### Exercise
Go over the entries below line by line, copying each one that contains the word "Valladolid".

### Supplied entries
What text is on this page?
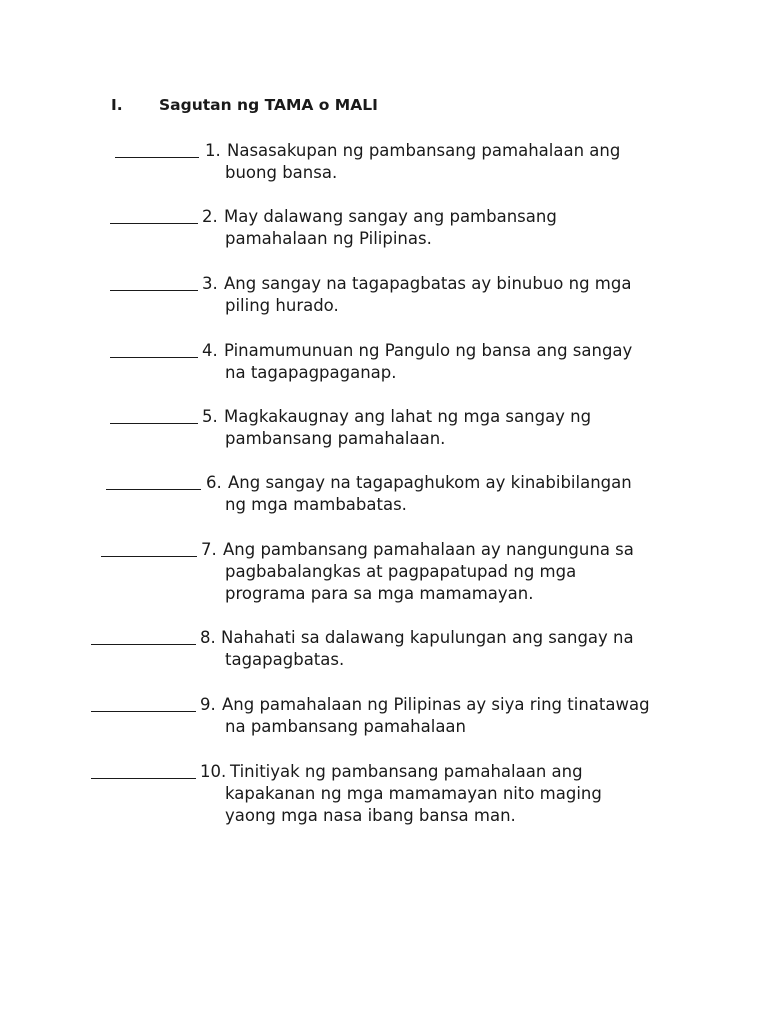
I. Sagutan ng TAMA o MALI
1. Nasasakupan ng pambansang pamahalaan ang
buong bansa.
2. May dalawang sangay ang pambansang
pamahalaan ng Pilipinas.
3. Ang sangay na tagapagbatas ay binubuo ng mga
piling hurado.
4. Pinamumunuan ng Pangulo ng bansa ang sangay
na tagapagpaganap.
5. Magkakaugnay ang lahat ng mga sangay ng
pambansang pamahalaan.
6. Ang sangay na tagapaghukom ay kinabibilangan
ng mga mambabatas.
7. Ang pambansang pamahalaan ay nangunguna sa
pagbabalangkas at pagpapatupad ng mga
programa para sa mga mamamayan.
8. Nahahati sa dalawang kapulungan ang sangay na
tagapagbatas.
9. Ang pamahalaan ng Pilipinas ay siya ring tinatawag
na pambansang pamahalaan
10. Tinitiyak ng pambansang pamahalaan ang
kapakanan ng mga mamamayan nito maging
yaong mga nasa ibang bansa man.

...

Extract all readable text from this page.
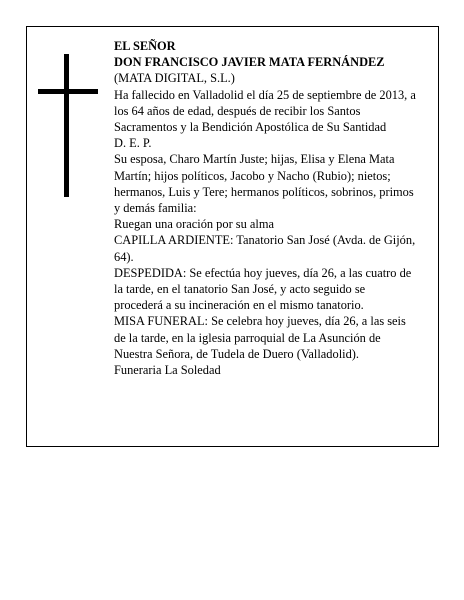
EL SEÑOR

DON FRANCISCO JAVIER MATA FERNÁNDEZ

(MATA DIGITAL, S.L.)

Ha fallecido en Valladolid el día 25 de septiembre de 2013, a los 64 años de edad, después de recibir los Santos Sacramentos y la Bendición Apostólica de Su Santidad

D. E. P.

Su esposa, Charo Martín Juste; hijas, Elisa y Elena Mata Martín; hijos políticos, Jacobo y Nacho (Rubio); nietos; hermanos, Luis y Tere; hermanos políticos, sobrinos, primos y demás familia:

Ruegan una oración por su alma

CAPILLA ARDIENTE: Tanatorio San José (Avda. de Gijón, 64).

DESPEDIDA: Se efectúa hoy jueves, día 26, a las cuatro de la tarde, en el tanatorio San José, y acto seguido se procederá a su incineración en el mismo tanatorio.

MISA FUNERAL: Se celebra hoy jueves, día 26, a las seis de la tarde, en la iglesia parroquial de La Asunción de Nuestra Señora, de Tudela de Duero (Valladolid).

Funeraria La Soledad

### Worked solution
Ha fallecido en Valladolid el día 25 de septiembre de 2013, a los 64 años de edad, después de recibir los Santos Sacramentos y la Bendición Apostólica de Su Santidad
MISA FUNERAL: Se celebra hoy jueves, día 26, a las seis de la tarde, en la iglesia parroquial de La Asunción de Nuestra Señora, de Tudela de Duero (Valladolid).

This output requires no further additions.